— Start of GIVEN DATA —

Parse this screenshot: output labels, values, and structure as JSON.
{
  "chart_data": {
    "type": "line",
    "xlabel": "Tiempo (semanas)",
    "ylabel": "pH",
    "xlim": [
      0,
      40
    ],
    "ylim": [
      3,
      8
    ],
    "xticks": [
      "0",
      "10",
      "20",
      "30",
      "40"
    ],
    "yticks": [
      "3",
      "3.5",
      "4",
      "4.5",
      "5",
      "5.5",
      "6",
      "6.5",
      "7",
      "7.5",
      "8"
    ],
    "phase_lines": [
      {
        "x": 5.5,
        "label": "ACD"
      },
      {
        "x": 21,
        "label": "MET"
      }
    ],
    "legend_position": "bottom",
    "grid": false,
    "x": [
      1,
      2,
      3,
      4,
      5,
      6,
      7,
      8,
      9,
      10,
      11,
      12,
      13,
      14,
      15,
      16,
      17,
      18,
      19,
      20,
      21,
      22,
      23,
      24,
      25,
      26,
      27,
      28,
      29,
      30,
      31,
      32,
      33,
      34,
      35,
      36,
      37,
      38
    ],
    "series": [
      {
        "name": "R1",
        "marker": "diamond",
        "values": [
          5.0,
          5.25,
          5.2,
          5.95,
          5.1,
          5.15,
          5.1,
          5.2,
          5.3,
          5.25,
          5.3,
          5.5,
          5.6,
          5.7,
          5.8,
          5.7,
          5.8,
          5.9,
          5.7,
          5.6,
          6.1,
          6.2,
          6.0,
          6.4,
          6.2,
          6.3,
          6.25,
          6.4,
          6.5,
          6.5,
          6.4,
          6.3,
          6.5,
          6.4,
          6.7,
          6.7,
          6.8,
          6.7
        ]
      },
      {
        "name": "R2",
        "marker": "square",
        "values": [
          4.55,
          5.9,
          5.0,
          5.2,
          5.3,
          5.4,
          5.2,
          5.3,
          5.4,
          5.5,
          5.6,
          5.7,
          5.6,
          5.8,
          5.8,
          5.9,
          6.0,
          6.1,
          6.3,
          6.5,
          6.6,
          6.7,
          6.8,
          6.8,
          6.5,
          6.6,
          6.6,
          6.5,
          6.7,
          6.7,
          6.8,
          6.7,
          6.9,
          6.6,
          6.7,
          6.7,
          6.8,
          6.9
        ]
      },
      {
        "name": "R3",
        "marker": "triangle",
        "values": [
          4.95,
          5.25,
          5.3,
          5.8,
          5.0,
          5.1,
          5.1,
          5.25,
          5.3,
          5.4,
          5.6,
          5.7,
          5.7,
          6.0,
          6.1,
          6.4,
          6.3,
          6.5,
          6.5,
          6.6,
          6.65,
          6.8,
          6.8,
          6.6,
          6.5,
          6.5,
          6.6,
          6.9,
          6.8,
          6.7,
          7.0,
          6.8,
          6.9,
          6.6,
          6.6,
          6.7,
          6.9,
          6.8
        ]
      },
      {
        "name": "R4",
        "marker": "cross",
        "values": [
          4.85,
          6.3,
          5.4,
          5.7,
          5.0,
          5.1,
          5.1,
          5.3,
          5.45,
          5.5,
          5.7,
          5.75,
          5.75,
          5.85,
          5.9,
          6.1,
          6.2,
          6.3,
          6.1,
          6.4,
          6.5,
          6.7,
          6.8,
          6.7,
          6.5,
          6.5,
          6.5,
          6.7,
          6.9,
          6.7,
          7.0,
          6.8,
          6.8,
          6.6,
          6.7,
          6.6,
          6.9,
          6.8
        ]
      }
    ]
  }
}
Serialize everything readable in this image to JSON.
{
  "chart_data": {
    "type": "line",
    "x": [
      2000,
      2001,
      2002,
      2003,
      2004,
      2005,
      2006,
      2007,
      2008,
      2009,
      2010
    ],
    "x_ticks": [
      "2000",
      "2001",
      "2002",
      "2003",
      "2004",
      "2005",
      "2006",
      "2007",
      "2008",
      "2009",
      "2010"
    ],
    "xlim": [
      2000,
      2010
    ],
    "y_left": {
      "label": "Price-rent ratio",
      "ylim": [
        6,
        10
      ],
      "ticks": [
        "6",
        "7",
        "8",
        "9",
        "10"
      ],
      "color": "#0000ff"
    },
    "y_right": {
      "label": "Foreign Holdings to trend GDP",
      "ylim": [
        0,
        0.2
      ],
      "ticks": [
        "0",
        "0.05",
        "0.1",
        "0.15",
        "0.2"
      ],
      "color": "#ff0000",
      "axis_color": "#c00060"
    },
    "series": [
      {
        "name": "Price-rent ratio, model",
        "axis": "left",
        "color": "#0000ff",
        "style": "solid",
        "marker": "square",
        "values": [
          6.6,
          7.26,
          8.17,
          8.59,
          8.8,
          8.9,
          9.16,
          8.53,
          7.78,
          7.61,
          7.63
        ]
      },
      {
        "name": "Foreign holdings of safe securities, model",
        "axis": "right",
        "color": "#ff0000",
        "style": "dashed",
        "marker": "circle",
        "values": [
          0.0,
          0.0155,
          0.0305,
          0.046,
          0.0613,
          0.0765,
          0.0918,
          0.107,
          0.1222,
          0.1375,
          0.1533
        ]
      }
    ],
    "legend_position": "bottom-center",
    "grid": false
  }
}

— End of GIVEN DATA —

JOB: Give only the number of lines in the entries that contain "this".

SOLUTION: 2